■ **Breve esercizio A**
Sostituisci "Firenze" con "Pisa" nel brano sull'ecomafia in Toscana e riporta la parte che va da "Dopo la presentazione" a "sui dati regionali.".

■ **Brano da leggere**

--

La Toscana quinta regione italiana nella classifica ecomafia di Legambiente

Fontana: «Non minaccia solo l'ambiente e la salute dei cittadini ma rappresenta un pericolo per le imprese sane del nostro Paese»
 |  Toscana

Dopo la presentazione nazionale di due settimane fa, l’edizione 2024 del rapporto Ecomafia (Edizioni Ambiente) elaborata da Legambiente ha fatto tappa oggi a Firenze, per un focus sui dati regionali.

Nell’ingloriosa classifica del Cigno verde, la Toscana spicca come quinta regione in Italia per ecoreati – subito dopo le 4 a tradizionale presenza mafiosa –, con 2.318 casi censiti (il 6,5% sul totale nazionale) 114.523 controlli, 2.273 persone denunciate, 1 arresto, 302 sequestri, 5755 illeciti amministrativi e 7531 sanzioni amministrative.

Si tratta di un trend in crescita, con gli ecoreati toscani saliti nell’ultimo decennio da 1.989 casi l’anno ai già citati 2.318 censiti nel 2023.

«Un quadro quello che fotografa il Rapporto Ecomafia quest’anno per niente rassicurante, anche per la nostra regione – dichiara Fausto Ferruzza, presidente Legambiente Toscana – il trend parla infatti molto chiaro. Si registra un graduale ma incessante aggravamento del fenomeno, con una particolare criticità delle infrazioni nel ciclo del cemento, che, ricordo, ricomprendono fattispecie quali: abusivismo edilizio (parziale o totale), attività estrattive illegali, irregolarità (di varia natura e gravità) nelle procedure di appalto. Il caso peculiare della costa livornese e dell’Isola d’Elba c’insegna poi che nei luoghi dove la pressione turistica è più forte occorre profondere un ulteriore sforzo di deterrenza e vigilanza. Solo con un’azione incessante e coordinata tra cittadinanza attiva, forze dell’ordine e amministratori pubblici, riusciremo a comprimere questi fenomeni, assolutamente indegni per una regione civile come la nostra».

--

■ **Le voci**

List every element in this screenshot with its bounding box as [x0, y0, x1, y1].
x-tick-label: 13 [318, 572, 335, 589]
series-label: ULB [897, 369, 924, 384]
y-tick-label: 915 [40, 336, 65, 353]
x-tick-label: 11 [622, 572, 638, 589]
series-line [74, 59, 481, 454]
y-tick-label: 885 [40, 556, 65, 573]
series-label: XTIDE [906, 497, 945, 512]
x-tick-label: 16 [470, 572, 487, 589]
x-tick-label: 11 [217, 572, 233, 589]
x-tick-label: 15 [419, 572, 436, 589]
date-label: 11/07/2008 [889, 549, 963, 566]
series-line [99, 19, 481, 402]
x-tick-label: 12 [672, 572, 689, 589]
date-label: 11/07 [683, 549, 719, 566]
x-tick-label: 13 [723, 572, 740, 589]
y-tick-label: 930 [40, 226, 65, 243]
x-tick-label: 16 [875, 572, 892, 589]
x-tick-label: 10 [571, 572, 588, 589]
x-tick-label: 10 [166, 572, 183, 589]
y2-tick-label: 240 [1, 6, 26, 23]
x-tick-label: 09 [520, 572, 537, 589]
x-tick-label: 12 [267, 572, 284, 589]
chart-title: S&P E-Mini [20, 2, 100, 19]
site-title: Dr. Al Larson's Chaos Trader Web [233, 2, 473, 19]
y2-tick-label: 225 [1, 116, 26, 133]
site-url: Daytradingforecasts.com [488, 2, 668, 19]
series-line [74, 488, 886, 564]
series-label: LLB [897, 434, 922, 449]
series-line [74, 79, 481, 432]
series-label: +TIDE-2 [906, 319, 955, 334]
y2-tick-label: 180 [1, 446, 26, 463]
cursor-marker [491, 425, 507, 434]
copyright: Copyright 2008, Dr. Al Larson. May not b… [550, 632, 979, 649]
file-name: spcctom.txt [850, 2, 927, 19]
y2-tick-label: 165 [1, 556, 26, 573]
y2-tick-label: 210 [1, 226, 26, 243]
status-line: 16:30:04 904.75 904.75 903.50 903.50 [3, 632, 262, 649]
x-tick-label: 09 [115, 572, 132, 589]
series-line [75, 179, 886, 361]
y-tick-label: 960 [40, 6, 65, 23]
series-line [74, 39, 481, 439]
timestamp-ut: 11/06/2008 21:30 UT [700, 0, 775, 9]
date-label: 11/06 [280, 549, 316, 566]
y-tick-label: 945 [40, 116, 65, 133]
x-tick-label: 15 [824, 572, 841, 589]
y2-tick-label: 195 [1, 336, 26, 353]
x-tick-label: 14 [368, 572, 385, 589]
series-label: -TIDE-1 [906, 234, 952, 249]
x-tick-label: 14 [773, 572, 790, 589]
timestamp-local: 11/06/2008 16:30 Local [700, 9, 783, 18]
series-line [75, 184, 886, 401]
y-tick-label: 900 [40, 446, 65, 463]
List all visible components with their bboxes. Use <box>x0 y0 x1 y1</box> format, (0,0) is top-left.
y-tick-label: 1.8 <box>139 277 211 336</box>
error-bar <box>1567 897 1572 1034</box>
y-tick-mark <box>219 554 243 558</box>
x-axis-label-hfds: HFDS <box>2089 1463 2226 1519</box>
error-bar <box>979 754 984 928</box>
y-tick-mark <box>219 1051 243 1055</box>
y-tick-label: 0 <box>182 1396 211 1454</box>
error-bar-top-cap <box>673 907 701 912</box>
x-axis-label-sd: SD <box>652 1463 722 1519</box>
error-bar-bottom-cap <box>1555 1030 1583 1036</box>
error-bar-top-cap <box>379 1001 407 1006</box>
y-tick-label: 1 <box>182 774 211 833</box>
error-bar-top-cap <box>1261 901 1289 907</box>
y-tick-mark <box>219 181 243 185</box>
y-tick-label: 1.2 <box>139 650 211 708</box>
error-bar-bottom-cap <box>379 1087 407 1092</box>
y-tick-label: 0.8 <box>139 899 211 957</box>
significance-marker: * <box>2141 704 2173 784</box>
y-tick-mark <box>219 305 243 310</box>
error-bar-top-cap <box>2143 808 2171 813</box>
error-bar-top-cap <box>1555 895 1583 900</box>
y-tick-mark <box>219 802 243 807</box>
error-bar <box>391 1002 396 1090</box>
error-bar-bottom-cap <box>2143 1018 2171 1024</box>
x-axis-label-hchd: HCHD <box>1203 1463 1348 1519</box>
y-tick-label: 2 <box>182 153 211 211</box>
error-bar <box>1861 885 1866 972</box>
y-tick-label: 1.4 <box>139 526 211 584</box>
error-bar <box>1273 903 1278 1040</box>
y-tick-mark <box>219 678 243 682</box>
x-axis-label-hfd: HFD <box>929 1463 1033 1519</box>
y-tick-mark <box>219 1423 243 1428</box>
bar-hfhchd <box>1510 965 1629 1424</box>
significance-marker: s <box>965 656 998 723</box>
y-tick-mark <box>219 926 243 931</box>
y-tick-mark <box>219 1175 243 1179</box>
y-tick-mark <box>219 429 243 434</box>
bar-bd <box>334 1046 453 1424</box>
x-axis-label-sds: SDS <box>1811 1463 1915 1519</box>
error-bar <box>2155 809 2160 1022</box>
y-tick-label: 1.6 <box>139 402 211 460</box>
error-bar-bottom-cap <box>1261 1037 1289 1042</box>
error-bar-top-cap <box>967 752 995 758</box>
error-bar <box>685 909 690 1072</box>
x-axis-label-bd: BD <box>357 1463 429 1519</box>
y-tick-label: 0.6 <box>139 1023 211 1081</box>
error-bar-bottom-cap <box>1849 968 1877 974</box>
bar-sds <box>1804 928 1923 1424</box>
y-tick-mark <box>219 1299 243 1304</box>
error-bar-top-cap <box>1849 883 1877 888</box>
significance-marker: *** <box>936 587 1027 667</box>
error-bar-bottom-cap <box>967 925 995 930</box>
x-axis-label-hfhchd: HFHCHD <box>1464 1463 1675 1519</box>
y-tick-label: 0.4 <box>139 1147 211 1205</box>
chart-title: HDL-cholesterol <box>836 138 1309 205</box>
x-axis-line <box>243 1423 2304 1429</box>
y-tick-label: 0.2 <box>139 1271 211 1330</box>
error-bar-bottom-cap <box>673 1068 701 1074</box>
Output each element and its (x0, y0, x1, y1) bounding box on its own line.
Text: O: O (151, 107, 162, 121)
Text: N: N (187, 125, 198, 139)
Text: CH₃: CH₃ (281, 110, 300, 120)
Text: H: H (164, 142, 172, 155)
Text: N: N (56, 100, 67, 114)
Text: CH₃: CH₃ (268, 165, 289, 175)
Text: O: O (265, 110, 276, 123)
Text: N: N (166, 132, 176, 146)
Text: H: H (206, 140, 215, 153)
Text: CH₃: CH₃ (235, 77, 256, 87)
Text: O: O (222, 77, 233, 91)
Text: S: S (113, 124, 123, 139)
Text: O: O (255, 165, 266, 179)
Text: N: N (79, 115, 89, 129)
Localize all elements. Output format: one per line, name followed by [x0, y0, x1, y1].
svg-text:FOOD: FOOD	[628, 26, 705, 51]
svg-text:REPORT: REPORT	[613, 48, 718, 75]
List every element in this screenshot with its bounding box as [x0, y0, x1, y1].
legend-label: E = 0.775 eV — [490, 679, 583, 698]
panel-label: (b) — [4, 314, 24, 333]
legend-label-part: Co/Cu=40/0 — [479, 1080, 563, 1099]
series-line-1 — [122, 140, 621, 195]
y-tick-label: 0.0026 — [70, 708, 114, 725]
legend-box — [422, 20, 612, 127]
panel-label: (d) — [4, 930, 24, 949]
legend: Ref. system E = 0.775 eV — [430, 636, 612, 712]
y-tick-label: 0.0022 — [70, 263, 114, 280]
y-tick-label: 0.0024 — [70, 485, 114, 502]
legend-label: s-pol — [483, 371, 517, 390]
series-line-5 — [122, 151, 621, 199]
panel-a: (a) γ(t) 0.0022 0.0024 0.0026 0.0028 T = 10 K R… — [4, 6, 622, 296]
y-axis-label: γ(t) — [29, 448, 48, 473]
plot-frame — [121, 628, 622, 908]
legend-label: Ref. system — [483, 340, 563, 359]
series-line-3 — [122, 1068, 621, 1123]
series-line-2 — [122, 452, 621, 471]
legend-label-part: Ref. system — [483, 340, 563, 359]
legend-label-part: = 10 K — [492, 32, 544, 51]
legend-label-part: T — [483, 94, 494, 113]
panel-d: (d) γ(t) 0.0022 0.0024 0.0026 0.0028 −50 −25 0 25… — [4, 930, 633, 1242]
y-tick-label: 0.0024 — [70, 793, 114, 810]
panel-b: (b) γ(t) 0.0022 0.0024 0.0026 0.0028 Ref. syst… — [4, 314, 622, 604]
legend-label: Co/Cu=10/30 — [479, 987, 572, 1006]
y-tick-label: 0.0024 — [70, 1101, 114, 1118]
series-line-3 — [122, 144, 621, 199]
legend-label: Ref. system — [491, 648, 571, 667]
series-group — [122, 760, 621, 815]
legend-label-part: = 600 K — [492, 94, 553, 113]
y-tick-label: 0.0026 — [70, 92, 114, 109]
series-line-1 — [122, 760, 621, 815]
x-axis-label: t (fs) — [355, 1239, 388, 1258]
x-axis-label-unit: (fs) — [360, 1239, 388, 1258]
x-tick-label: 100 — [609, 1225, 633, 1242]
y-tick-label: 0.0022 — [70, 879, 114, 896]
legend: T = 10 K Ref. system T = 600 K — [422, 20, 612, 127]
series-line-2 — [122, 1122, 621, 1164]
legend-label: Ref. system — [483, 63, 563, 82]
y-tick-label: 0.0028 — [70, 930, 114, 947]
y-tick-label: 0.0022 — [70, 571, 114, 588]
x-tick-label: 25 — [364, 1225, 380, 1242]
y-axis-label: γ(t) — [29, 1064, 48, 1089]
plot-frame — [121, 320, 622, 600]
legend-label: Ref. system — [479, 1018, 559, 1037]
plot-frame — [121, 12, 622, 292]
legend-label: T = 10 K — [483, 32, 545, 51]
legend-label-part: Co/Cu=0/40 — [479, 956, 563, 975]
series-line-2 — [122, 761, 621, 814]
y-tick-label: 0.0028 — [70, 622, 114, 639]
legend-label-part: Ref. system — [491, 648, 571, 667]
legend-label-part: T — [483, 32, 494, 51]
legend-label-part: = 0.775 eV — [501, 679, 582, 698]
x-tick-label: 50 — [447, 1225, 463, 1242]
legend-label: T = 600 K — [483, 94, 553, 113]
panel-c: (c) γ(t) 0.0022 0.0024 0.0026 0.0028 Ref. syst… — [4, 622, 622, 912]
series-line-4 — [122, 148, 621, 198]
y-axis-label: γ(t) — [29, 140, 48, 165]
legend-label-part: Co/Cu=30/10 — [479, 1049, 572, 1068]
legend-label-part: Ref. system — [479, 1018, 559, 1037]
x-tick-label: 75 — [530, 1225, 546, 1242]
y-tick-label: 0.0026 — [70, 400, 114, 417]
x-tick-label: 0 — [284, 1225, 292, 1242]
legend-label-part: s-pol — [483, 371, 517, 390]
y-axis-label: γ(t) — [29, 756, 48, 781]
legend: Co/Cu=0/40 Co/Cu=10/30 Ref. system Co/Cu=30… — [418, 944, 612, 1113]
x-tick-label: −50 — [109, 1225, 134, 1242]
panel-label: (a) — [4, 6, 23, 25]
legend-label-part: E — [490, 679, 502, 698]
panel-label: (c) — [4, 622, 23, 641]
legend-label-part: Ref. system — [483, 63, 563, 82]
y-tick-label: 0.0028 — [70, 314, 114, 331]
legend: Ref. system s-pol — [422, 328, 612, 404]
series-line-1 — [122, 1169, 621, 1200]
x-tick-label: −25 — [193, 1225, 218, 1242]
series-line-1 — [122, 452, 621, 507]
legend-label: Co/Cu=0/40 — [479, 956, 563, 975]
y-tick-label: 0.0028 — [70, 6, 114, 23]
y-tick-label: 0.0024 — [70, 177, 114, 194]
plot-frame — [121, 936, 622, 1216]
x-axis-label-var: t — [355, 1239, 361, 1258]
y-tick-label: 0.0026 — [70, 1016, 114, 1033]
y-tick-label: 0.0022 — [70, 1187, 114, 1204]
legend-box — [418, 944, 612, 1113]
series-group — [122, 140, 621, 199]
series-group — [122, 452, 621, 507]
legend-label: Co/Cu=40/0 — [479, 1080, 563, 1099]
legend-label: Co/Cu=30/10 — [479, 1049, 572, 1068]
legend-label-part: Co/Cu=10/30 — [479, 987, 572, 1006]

--

■ **Breve esercizio B**
Ricopia parola per parola le voci, dalla prima riga fino alla riga con "series-label: LLB [897, 434, 922, 449]" inclusa.

■ **Risposta A**
Dopo la presentazione nazionale di due settimane fa, l’edizione 2024 del rapporto Ecomafia (Edizioni Ambiente) elaborata da Legambiente ha fatto tappa oggi a Pisa, per un focus sui dati regionali.

■ **Risposta B**
List every element in this screenshot with its bounding box as [x0, y0, x1, y1].
x-tick-label: 13 [318, 572, 335, 589]
series-label: ULB [897, 369, 924, 384]
y-tick-label: 915 [40, 336, 65, 353]
x-tick-label: 11 [622, 572, 638, 589]
series-line [74, 59, 481, 454]
y-tick-label: 885 [40, 556, 65, 573]
series-label: XTIDE [906, 497, 945, 512]
x-tick-label: 16 [470, 572, 487, 589]
x-tick-label: 11 [217, 572, 233, 589]
x-tick-label: 15 [419, 572, 436, 589]
date-label: 11/07/2008 [889, 549, 963, 566]
series-line [99, 19, 481, 402]
x-tick-label: 12 [672, 572, 689, 589]
date-label: 11/07 [683, 549, 719, 566]
x-tick-label: 13 [723, 572, 740, 589]
y-tick-label: 930 [40, 226, 65, 243]
x-tick-label: 16 [875, 572, 892, 589]
x-tick-label: 10 [571, 572, 588, 589]
x-tick-label: 10 [166, 572, 183, 589]
y2-tick-label: 240 [1, 6, 26, 23]
x-tick-label: 09 [520, 572, 537, 589]
x-tick-label: 12 [267, 572, 284, 589]
chart-title: S&P E-Mini [20, 2, 100, 19]
site-title: Dr. Al Larson's Chaos Trader Web [233, 2, 473, 19]
y2-tick-label: 225 [1, 116, 26, 133]
site-url: Daytradingforecasts.com [488, 2, 668, 19]
series-line [74, 488, 886, 564]
series-label: LLB [897, 434, 922, 449]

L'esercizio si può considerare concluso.